— START OF Data in this exercise —

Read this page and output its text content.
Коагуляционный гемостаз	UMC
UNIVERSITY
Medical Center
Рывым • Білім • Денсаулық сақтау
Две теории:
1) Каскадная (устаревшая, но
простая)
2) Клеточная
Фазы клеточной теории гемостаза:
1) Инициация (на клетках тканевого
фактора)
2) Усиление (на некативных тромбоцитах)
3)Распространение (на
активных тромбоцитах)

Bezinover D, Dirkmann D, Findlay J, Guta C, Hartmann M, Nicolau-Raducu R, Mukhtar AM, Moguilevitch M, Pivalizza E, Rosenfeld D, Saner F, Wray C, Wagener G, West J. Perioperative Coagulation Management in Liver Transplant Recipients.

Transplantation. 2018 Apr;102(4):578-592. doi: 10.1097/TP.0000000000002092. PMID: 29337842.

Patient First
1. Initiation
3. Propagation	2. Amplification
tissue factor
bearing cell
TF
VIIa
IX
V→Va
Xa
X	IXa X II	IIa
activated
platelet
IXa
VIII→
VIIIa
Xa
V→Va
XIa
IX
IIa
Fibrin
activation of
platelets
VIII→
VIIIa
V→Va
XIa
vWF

— END OF Data in this exercise —

**Objective**
Repeat the entries shown above, every one, word for word.

**Completed exercise**
Read this page and output its text content.
Коагуляционный гемостаз	UMC
UNIVERSITY
Medical Center
Рывым • Білім • Денсаулық сақтау
Две теории:
1) Каскадная (устаревшая, но
простая)
2) Клеточная
Фазы клеточной теории гемостаза:
1) Инициация (на клетках тканевого
фактора)
2) Усиление (на некативных тромбоцитах)
3)Распространение (на
активных тромбоцитах)

Bezinover D, Dirkmann D, Findlay J, Guta C, Hartmann M, Nicolau-Raducu R, Mukhtar AM, Moguilevitch M, Pivalizza E, Rosenfeld D, Saner F, Wray C, Wagener G, West J. Perioperative Coagulation Management in Liver Transplant Recipients.

Transplantation. 2018 Apr;102(4):578-592. doi: 10.1097/TP.0000000000002092. PMID: 29337842.

Patient First
1. Initiation
3. Propagation	2. Amplification
tissue factor
bearing cell
TF
VIIa
IX
V→Va
Xa
X	IXa X II	IIa
activated
platelet
IXa
VIII→
VIIIa
Xa
V→Va
XIa
IX
IIa
Fibrin
activation of
platelets
VIII→
VIIIa
V→Va
XIa
vWF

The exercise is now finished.